» **WHAT IS ASKED**:
Here are records with pictures in them. Copy all of them exactly and leave the pictures out.

begin RECORD EXTRACTS

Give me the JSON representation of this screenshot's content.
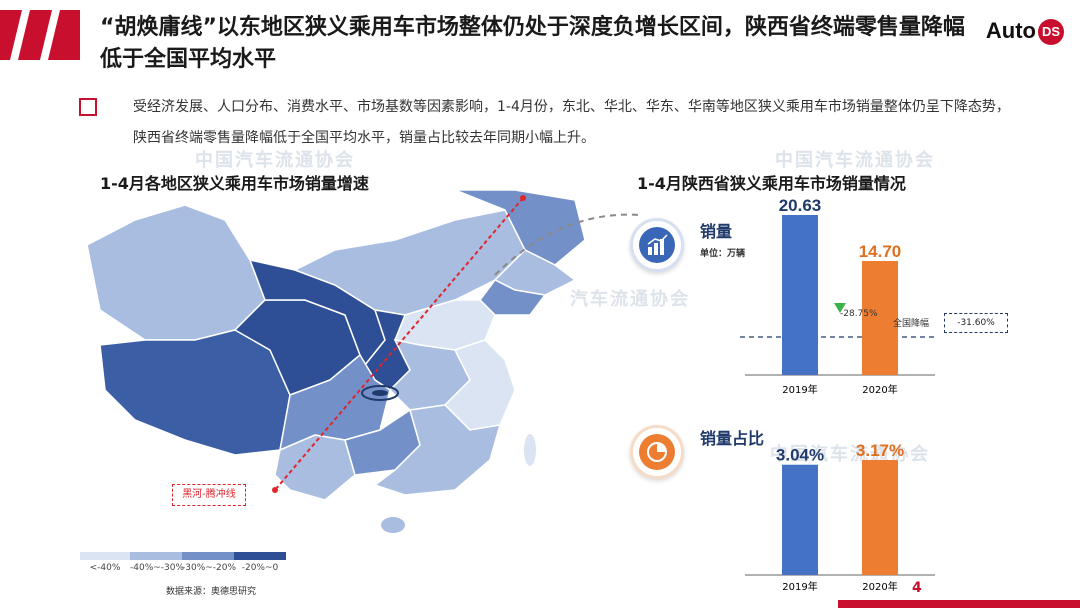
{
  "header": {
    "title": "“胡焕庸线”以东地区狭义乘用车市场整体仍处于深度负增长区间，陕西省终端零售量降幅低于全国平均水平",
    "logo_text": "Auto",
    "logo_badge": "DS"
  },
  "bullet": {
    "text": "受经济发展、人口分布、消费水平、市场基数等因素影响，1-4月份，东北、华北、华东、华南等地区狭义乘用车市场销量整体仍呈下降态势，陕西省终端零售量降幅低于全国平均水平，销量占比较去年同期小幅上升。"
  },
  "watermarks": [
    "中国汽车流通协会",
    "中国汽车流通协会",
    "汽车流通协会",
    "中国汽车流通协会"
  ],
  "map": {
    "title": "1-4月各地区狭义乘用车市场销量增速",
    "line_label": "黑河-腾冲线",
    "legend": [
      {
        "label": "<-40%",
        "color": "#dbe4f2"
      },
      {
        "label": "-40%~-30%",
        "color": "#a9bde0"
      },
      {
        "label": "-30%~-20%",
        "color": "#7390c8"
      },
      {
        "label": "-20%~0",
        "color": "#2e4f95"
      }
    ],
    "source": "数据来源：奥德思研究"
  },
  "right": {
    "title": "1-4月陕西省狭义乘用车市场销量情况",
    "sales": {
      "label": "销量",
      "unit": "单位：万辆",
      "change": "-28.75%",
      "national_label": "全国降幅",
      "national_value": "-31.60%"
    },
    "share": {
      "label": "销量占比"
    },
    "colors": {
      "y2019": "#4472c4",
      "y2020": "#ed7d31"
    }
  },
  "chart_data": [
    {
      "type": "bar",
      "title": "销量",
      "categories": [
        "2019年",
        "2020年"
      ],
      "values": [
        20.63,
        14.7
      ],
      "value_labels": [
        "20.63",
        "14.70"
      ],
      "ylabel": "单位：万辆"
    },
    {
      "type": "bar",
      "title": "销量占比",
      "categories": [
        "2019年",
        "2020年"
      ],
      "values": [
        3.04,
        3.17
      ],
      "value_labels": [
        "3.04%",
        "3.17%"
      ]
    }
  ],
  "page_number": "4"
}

end RECORD EXTRACTS

» **WRITTEN REPLY**:
Give me the JSON representation of this screenshot's content.
{
  "header": {
    "title": "“胡焕庸线”以东地区狭义乘用车市场整体仍处于深度负增长区间，陕西省终端零售量降幅低于全国平均水平",
    "logo_text": "Auto",
    "logo_badge": "DS"
  },
  "bullet": {
    "text": "受经济发展、人口分布、消费水平、市场基数等因素影响，1-4月份，东北、华北、华东、华南等地区狭义乘用车市场销量整体仍呈下降态势，陕西省终端零售量降幅低于全国平均水平，销量占比较去年同期小幅上升。"
  },
  "watermarks": [
    "中国汽车流通协会",
    "中国汽车流通协会",
    "汽车流通协会",
    "中国汽车流通协会"
  ],
  "map": {
    "title": "1-4月各地区狭义乘用车市场销量增速",
    "line_label": "黑河-腾冲线",
    "legend": [
      {
        "label": "<-40%",
        "color": "#dbe4f2"
      },
      {
        "label": "-40%~-30%",
        "color": "#a9bde0"
      },
      {
        "label": "-30%~-20%",
        "color": "#7390c8"
      },
      {
        "label": "-20%~0",
        "color": "#2e4f95"
      }
    ],
    "source": "数据来源：奥德思研究"
  },
  "right": {
    "title": "1-4月陕西省狭义乘用车市场销量情况",
    "sales": {
      "label": "销量",
      "unit": "单位：万辆",
      "change": "-28.75%",
      "national_label": "全国降幅",
      "national_value": "-31.60%"
    },
    "share": {
      "label": "销量占比"
    },
    "colors": {
      "y2019": "#4472c4",
      "y2020": "#ed7d31"
    }
  },
  "chart_data": [
    {
      "type": "bar",
      "title": "销量",
      "categories": [
        "2019年",
        "2020年"
      ],
      "values": [
        20.63,
        14.7
      ],
      "value_labels": [
        "20.63",
        "14.70"
      ],
      "ylabel": "单位：万辆"
    },
    {
      "type": "bar",
      "title": "销量占比",
      "categories": [
        "2019年",
        "2020年"
      ],
      "values": [
        3.04,
        3.17
      ],
      "value_labels": [
        "3.04%",
        "3.17%"
      ]
    }
  ],
  "page_number": "4"
}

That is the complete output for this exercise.